Output the material beneath this task exactly, images excluded.

--- Begin PROVIDED DATA ---

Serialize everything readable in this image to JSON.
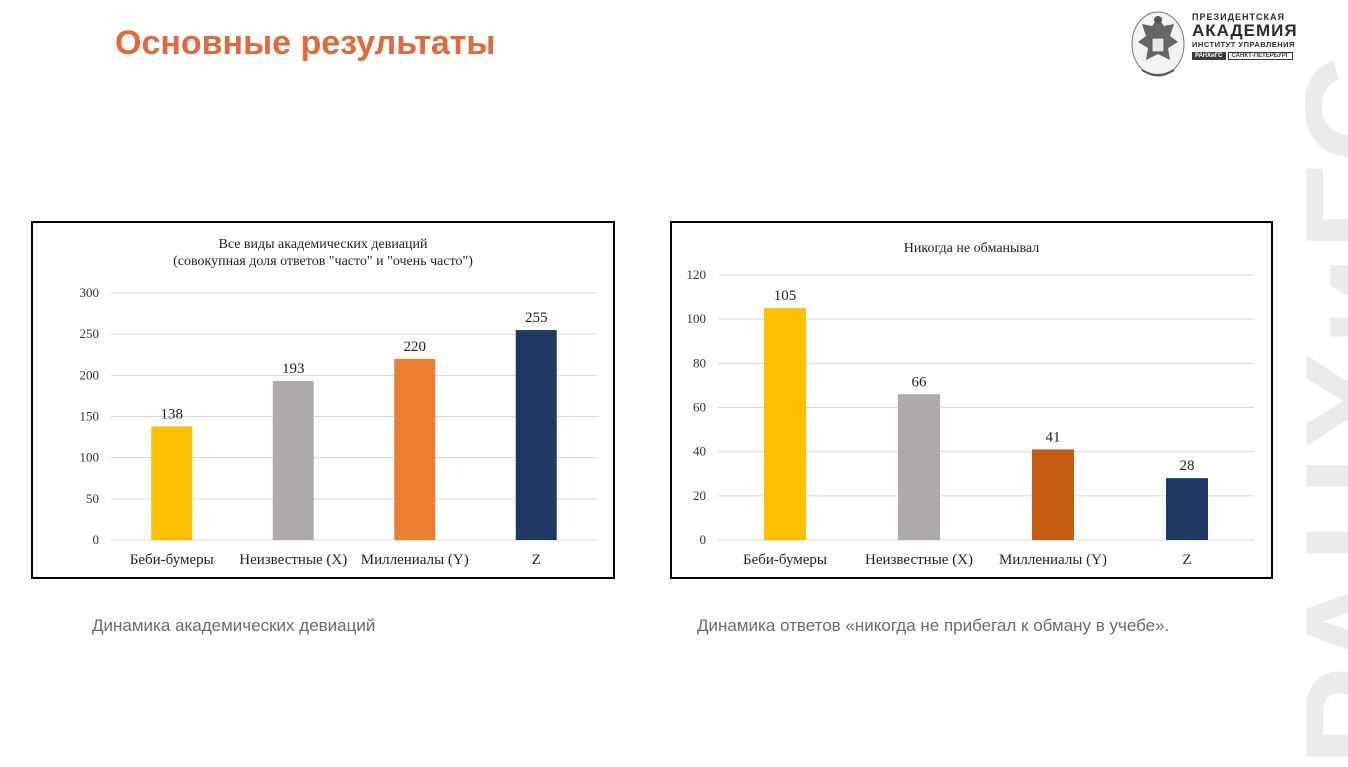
{
  "slide": {
    "title": "Основные результаты",
    "watermark": "РАНХиГС",
    "accent_color": "#E0693D"
  },
  "logo": {
    "line1": "ПРЕЗИДЕНТСКАЯ",
    "line2": "АКАДЕМИЯ",
    "line3": "ИНСТИТУТ УПРАВЛЕНИЯ",
    "tag1": "РАНХиГС",
    "tag2": "САНКТ-ПЕТЕРБУРГ",
    "icon": "eagle-emblem-icon"
  },
  "captions": {
    "left": "Динамика академических девиаций",
    "right": "Динамика ответов «никогда не прибегал к обману в учебе»."
  },
  "chart_data": [
    {
      "type": "bar",
      "title_lines": [
        "Все виды академических девиаций",
        "(совокупная доля ответов \"часто\" и \"очень часто\")"
      ],
      "categories": [
        "Беби-бумеры",
        "Неизвестные (X)",
        "Миллениалы (Y)",
        "Z"
      ],
      "values": [
        138,
        193,
        220,
        255
      ],
      "colors": [
        "#FFC000",
        "#AEAAAA",
        "#ED7D31",
        "#203864"
      ],
      "ylim": [
        0,
        300
      ],
      "yticks": [
        0,
        50,
        100,
        150,
        200,
        250,
        300
      ],
      "grid": true,
      "legend": "none"
    },
    {
      "type": "bar",
      "title_lines": [
        "Никогда не обманывал"
      ],
      "categories": [
        "Беби-бумеры",
        "Неизвестные (X)",
        "Миллениалы (Y)",
        "Z"
      ],
      "values": [
        105,
        66,
        41,
        28
      ],
      "colors": [
        "#FFC000",
        "#AEAAAA",
        "#C55A11",
        "#203864"
      ],
      "ylim": [
        0,
        120
      ],
      "yticks": [
        0,
        20,
        40,
        60,
        80,
        100,
        120
      ],
      "grid": true,
      "legend": "none"
    }
  ]
}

--- End PROVIDED DATA ---

COMPLETED TASK ->
Serialize everything readable in this image to JSON.
{
  "slide": {
    "title": "Основные результаты",
    "watermark": "РАНХиГС",
    "accent_color": "#E0693D"
  },
  "logo": {
    "line1": "ПРЕЗИДЕНТСКАЯ",
    "line2": "АКАДЕМИЯ",
    "line3": "ИНСТИТУТ УПРАВЛЕНИЯ",
    "tag1": "РАНХиГС",
    "tag2": "САНКТ-ПЕТЕРБУРГ",
    "icon": "eagle-emblem-icon"
  },
  "captions": {
    "left": "Динамика академических девиаций",
    "right": "Динамика ответов «никогда не прибегал к обману в учебе»."
  },
  "chart_data": [
    {
      "type": "bar",
      "title_lines": [
        "Все виды академических девиаций",
        "(совокупная доля ответов \"часто\" и \"очень часто\")"
      ],
      "categories": [
        "Беби-бумеры",
        "Неизвестные (X)",
        "Миллениалы (Y)",
        "Z"
      ],
      "values": [
        138,
        193,
        220,
        255
      ],
      "colors": [
        "#FFC000",
        "#AEAAAA",
        "#ED7D31",
        "#203864"
      ],
      "ylim": [
        0,
        300
      ],
      "yticks": [
        0,
        50,
        100,
        150,
        200,
        250,
        300
      ],
      "grid": true,
      "legend": "none"
    },
    {
      "type": "bar",
      "title_lines": [
        "Никогда не обманывал"
      ],
      "categories": [
        "Беби-бумеры",
        "Неизвестные (X)",
        "Миллениалы (Y)",
        "Z"
      ],
      "values": [
        105,
        66,
        41,
        28
      ],
      "colors": [
        "#FFC000",
        "#AEAAAA",
        "#C55A11",
        "#203864"
      ],
      "ylim": [
        0,
        120
      ],
      "yticks": [
        0,
        20,
        40,
        60,
        80,
        100,
        120
      ],
      "grid": true,
      "legend": "none"
    }
  ]
}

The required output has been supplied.